## REQUIRED TASK
Tell how many lines include the string "JSON". Answer with a single number.

## DATA SUPPLIED
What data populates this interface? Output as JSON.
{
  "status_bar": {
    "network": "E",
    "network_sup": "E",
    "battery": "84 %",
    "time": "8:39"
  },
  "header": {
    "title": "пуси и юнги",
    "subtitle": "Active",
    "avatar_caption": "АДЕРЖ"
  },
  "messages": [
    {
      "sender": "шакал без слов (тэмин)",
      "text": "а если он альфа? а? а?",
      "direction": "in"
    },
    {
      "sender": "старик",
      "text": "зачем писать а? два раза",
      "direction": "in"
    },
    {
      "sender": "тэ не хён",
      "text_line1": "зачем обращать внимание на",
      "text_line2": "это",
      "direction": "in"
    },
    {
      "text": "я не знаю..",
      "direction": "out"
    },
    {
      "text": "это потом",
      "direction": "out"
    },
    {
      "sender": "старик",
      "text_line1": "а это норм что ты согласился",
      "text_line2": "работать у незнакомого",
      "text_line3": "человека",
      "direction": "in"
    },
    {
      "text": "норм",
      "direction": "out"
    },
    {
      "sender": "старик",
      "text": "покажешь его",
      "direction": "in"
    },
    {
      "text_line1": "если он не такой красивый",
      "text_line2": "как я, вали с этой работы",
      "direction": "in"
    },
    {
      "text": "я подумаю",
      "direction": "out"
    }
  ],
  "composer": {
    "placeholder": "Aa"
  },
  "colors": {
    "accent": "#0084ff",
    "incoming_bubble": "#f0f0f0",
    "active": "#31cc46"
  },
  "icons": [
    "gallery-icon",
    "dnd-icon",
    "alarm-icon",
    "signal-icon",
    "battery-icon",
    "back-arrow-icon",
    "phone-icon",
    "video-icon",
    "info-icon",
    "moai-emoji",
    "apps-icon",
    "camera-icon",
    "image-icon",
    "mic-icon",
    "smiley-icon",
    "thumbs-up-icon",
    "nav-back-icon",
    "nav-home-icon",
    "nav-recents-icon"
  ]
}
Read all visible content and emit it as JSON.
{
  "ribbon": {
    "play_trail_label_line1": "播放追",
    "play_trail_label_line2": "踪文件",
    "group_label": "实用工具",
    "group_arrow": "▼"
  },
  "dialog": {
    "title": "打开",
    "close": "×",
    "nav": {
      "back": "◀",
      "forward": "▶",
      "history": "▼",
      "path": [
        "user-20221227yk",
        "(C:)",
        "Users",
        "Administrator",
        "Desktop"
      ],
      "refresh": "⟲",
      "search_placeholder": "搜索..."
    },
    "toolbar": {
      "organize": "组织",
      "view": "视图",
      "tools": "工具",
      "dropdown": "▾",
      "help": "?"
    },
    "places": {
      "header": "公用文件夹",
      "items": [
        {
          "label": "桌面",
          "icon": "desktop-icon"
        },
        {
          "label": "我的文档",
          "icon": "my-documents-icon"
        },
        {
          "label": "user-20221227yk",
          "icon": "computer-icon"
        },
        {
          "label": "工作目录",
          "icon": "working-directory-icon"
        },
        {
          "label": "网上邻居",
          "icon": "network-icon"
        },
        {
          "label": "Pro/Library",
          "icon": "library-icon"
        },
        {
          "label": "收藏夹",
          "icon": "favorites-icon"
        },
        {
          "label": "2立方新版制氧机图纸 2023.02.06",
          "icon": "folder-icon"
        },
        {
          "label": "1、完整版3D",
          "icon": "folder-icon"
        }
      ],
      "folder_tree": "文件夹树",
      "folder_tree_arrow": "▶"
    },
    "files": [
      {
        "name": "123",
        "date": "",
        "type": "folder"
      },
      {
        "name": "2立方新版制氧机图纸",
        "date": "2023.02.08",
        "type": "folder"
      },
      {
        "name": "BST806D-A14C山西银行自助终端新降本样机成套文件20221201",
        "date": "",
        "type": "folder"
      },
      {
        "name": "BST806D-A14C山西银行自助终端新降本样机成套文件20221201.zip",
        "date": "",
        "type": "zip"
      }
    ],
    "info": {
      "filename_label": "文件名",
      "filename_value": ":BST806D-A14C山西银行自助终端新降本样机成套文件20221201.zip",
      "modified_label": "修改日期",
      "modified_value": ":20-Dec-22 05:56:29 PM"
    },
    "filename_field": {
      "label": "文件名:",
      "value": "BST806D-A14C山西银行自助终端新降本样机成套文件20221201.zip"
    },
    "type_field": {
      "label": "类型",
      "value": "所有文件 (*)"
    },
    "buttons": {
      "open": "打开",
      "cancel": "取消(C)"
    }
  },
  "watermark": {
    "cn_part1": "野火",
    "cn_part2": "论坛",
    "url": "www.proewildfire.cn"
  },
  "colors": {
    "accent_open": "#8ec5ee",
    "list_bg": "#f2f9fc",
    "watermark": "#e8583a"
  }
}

## TASK RESPONSE
2